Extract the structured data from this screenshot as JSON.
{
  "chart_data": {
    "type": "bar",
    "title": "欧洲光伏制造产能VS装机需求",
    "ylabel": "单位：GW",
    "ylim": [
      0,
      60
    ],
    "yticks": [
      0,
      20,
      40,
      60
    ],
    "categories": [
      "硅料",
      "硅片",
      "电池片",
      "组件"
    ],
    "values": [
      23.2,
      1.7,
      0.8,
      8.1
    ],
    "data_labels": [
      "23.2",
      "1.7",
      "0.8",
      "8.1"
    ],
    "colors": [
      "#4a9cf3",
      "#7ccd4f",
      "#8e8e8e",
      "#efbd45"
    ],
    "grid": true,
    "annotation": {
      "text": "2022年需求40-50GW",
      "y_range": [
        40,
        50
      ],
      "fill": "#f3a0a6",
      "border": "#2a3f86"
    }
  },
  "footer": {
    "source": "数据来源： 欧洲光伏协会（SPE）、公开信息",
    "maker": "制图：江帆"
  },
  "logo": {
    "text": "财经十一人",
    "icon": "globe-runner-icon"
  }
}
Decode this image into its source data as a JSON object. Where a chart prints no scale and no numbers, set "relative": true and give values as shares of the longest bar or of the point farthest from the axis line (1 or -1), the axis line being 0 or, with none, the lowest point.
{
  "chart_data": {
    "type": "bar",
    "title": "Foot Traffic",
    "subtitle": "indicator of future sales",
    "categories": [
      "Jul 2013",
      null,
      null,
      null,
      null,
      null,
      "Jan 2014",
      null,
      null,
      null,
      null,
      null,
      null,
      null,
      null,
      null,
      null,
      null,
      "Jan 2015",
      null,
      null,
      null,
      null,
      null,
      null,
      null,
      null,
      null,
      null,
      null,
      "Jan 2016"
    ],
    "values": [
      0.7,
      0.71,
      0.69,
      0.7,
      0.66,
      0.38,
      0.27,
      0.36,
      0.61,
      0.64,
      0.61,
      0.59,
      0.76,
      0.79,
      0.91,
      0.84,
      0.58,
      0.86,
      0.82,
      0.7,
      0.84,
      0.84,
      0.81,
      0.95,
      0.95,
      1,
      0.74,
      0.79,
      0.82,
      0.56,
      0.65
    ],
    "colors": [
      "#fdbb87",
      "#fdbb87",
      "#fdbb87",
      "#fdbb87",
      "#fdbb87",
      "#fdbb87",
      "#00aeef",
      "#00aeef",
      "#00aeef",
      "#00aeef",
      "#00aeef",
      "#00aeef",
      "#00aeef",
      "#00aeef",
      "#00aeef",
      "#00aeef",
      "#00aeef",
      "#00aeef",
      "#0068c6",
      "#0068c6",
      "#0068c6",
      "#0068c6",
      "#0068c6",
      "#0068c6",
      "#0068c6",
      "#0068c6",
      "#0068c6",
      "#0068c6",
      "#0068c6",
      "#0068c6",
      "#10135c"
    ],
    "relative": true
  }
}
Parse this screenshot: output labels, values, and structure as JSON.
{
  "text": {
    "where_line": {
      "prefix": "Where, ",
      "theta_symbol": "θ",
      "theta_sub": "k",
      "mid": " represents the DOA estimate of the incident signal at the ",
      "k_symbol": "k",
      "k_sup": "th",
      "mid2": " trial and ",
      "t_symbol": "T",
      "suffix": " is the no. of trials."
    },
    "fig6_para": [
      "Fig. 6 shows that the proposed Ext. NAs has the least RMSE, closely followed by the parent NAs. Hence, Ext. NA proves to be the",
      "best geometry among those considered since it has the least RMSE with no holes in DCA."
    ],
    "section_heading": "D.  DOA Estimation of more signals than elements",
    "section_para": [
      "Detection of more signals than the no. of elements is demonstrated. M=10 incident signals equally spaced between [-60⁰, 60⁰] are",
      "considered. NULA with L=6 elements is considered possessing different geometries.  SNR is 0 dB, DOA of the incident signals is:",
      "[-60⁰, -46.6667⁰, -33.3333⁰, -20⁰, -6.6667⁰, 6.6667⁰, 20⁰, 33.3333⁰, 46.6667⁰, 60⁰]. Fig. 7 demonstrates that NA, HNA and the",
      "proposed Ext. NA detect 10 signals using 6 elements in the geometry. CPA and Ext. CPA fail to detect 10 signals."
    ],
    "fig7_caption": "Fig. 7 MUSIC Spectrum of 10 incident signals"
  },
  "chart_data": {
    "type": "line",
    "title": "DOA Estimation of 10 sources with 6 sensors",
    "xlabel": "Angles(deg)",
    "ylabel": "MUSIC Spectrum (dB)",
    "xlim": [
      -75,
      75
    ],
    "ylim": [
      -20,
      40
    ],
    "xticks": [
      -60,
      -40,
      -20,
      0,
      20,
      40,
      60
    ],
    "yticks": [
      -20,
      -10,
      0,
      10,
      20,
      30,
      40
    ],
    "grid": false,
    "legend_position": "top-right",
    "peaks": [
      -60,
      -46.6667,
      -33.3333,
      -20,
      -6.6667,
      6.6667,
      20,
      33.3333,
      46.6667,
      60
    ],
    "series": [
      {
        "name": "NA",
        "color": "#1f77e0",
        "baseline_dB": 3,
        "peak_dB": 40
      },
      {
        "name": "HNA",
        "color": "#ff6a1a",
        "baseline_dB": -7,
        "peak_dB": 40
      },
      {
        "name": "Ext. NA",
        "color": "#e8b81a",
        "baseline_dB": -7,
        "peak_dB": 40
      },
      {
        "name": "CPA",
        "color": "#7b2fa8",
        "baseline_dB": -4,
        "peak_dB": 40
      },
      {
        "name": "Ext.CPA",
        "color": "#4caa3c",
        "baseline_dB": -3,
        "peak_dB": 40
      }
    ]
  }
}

[What you should do] List all lines in the material containing the string "from".

[Full solution]
Extract the structured data from this screenshot as JSON.
Decode this image into its source data as a JSON object. Where a chart prints no scale and no numbers, set "relative": true and give values as shares of the longest bar or of the point farthest from the axis line (1 or -1), the axis line being 0 or, with none, the lowest point.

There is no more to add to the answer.